What to do.
Leaving out all images, write out the records that follow exactly.

Data provided.
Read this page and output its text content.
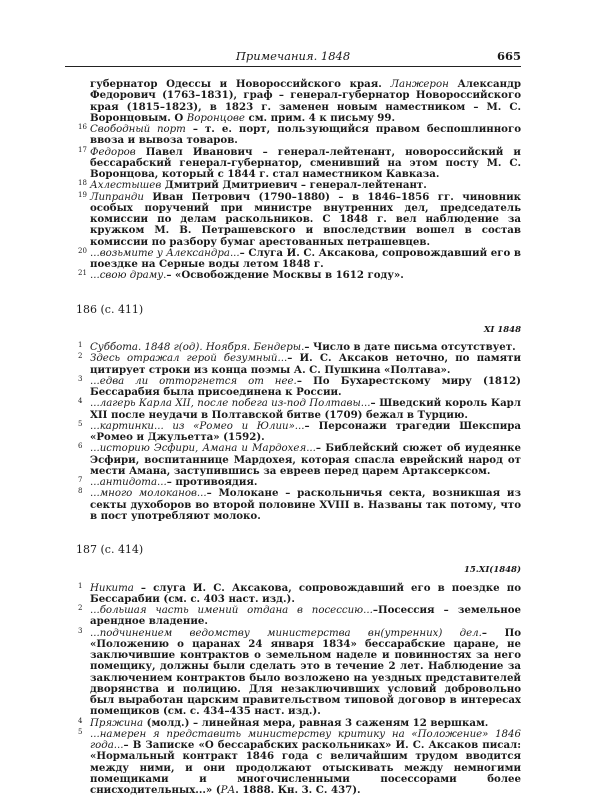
Примечания. 1848	665

губернатор Одессы и Новороссийского края. Ланжерон Александр Федорович (1763–1831), граф – генерал-губернатор Новороссийского края (1815–1823), в 1823 г. заменен новым наместником – М. С. Воронцовым. О Воронцове см. прим. 4 к письму 99.

16 Свободный порт – т. е. порт, пользующийся правом беспошлинного ввоза и вывоза товаров.

17 Федоров Павел Иванович – генерал-лейтенант, новороссийский и бессарабский генерал-губернатор, сменивший на этом посту М. С. Воронцова, который с 1844 г. стал наместником Кавказа.

18 Ахлестышев Дмитрий Дмитриевич – генерал-лейтенант.

19 Липранди Иван Петрович (1790–1880) – в 1846–1856 гг. чиновник особых поручений при министре внутренних дел, председатель комиссии по делам раскольников. С 1848 г. вел наблюдение за кружком М. В. Петрашевского и впоследствии вошел в состав комиссии по разбору бумаг арестованных петрашевцев.

20 ...возьмите у Александра...– Слуга И. С. Аксакова, сопровождавший его в поездке на Серные воды летом 1848 г.

21 ...свою драму.– «Освобождение Москвы в 1612 году».

186 (с. 411)
XI 1848

1 Суббота. 1848 г(од). Ноября. Бендеры.– Число в дате письма отсутствует.

2 Здесь отражал герой безумный...– И. С. Аксаков неточно, по памяти цитирует строки из конца поэмы А. С. Пушкина «Полтава».

3 ...едва ли отторгнется от нее.– По Бухарестскому миру (1812) Бессарабия была присоединена к России.

4 ...лагерь Карла XII, после побега из-под Полтавы...– Шведский король Карл XII после неудачи в Полтавской битве (1709) бежал в Турцию.

5 ...картинки... из «Ромео и Юлии»...– Персонажи трагедии Шекспира «Ромео и Джульетта» (1592).

6 ...историю Эсфири, Амана и Мардохея...– Библейский сюжет об иудеянке Эсфири, воспитаннице Мардохея, которая спасла еврейский народ от мести Амана, заступившись за евреев перед царем Артаксерксом.

7 ...антидота...– противоядия.

8 ...много молоканов...– Молокане – раскольничья секта, возникшая из секты духоборов во второй половине XVIII в. Названы так потому, что в пост употребляют молоко.

187 (с. 414)
15.XI(1848)

1 Никита – слуга И. С. Аксакова, сопровождавший его в поездке по Бессарабии (см. с. 403 наст. изд.).

2 ...большая часть имений отдана в посессию...–Посессия – земельное арендное владение.

3 ...подчинением ведомству министерства вн(утренних) дел.– По «Положению о царанах 24 января 1834» бессарабские царане, не заключившие контрактов о земельном наделе и повинностях за него помещику, должны были сделать это в течение 2 лет. Наблюдение за заключением контрактов было возложено на уездных представителей дворянства и полицию. Для незаключивших условий добровольно был выработан царским правительством типовой договор в интересах помещиков (см. с. 434–435 наст. изд.).

4 Пряжина (молд.) – линейная мера, равная 3 саженям 12 вершкам.

5 ...намерен я представить министерству критику на «Положение» 1846 года...– В Записке «О бессарабских раскольниках» И. С. Аксаков писал: «Нормальный контракт 1846 года с величайшим трудом вводится между ними, и они продолжают отыскивать между немногими помещиками и многочисленными посессорами более снисходительных...» (РА. 1888. Кн. 3. С. 437).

Task solution.
Read this page and output its text content.
Примечания. 1848	665

губернатор Одессы и Новороссийского края. Ланжерон Александр Федорович (1763–1831), граф – генерал-губернатор Новороссийского края (1815–1823), в 1823 г. заменен новым наместником – М. С. Воронцовым. О Воронцове см. прим. 4 к письму 99.

16 Свободный порт – т. е. порт, пользующийся правом беспошлинного ввоза и вывоза товаров.

17 Федоров Павел Иванович – генерал-лейтенант, новороссийский и бессарабский генерал-губернатор, сменивший на этом посту М. С. Воронцова, который с 1844 г. стал наместником Кавказа.

18 Ахлестышев Дмитрий Дмитриевич – генерал-лейтенант.

19 Липранди Иван Петрович (1790–1880) – в 1846–1856 гг. чиновник особых поручений при министре внутренних дел, председатель комиссии по делам раскольников. С 1848 г. вел наблюдение за кружком М. В. Петрашевского и впоследствии вошел в состав комиссии по разбору бумаг арестованных петрашевцев.

20 ...возьмите у Александра...– Слуга И. С. Аксакова, сопровождавший его в поездке на Серные воды летом 1848 г.

21 ...свою драму.– «Освобождение Москвы в 1612 году».

186 (с. 411)
XI 1848

1 Суббота. 1848 г(од). Ноября. Бендеры.– Число в дате письма отсутствует.

2 Здесь отражал герой безумный...– И. С. Аксаков неточно, по памяти цитирует строки из конца поэмы А. С. Пушкина «Полтава».

3 ...едва ли отторгнется от нее.– По Бухарестскому миру (1812) Бессарабия была присоединена к России.

4 ...лагерь Карла XII, после побега из-под Полтавы...– Шведский король Карл XII после неудачи в Полтавской битве (1709) бежал в Турцию.

5 ...картинки... из «Ромео и Юлии»...– Персонажи трагедии Шекспира «Ромео и Джульетта» (1592).

6 ...историю Эсфири, Амана и Мардохея...– Библейский сюжет об иудеянке Эсфири, воспитаннице Мардохея, которая спасла еврейский народ от мести Амана, заступившись за евреев перед царем Артаксерксом.

7 ...антидота...– противоядия.

8 ...много молоканов...– Молокане – раскольничья секта, возникшая из секты духоборов во второй половине XVIII в. Названы так потому, что в пост употребляют молоко.

187 (с. 414)
15.XI(1848)

1 Никита – слуга И. С. Аксакова, сопровождавший его в поездке по Бессарабии (см. с. 403 наст. изд.).

2 ...большая часть имений отдана в посессию...–Посессия – земельное арендное владение.

3 ...подчинением ведомству министерства вн(утренних) дел.– По «Положению о царанах 24 января 1834» бессарабские царане, не заключившие контрактов о земельном наделе и повинностях за него помещику, должны были сделать это в течение 2 лет. Наблюдение за заключением контрактов было возложено на уездных представителей дворянства и полицию. Для незаключивших условий добровольно был выработан царским правительством типовой договор в интересах помещиков (см. с. 434–435 наст. изд.).

4 Пряжина (молд.) – линейная мера, равная 3 саженям 12 вершкам.

5 ...намерен я представить министерству критику на «Положение» 1846 года...– В Записке «О бессарабских раскольниках» И. С. Аксаков писал: «Нормальный контракт 1846 года с величайшим трудом вводится между ними, и они продолжают отыскивать между немногими помещиками и многочисленными посессорами более снисходительных...» (РА. 1888. Кн. 3. С. 437).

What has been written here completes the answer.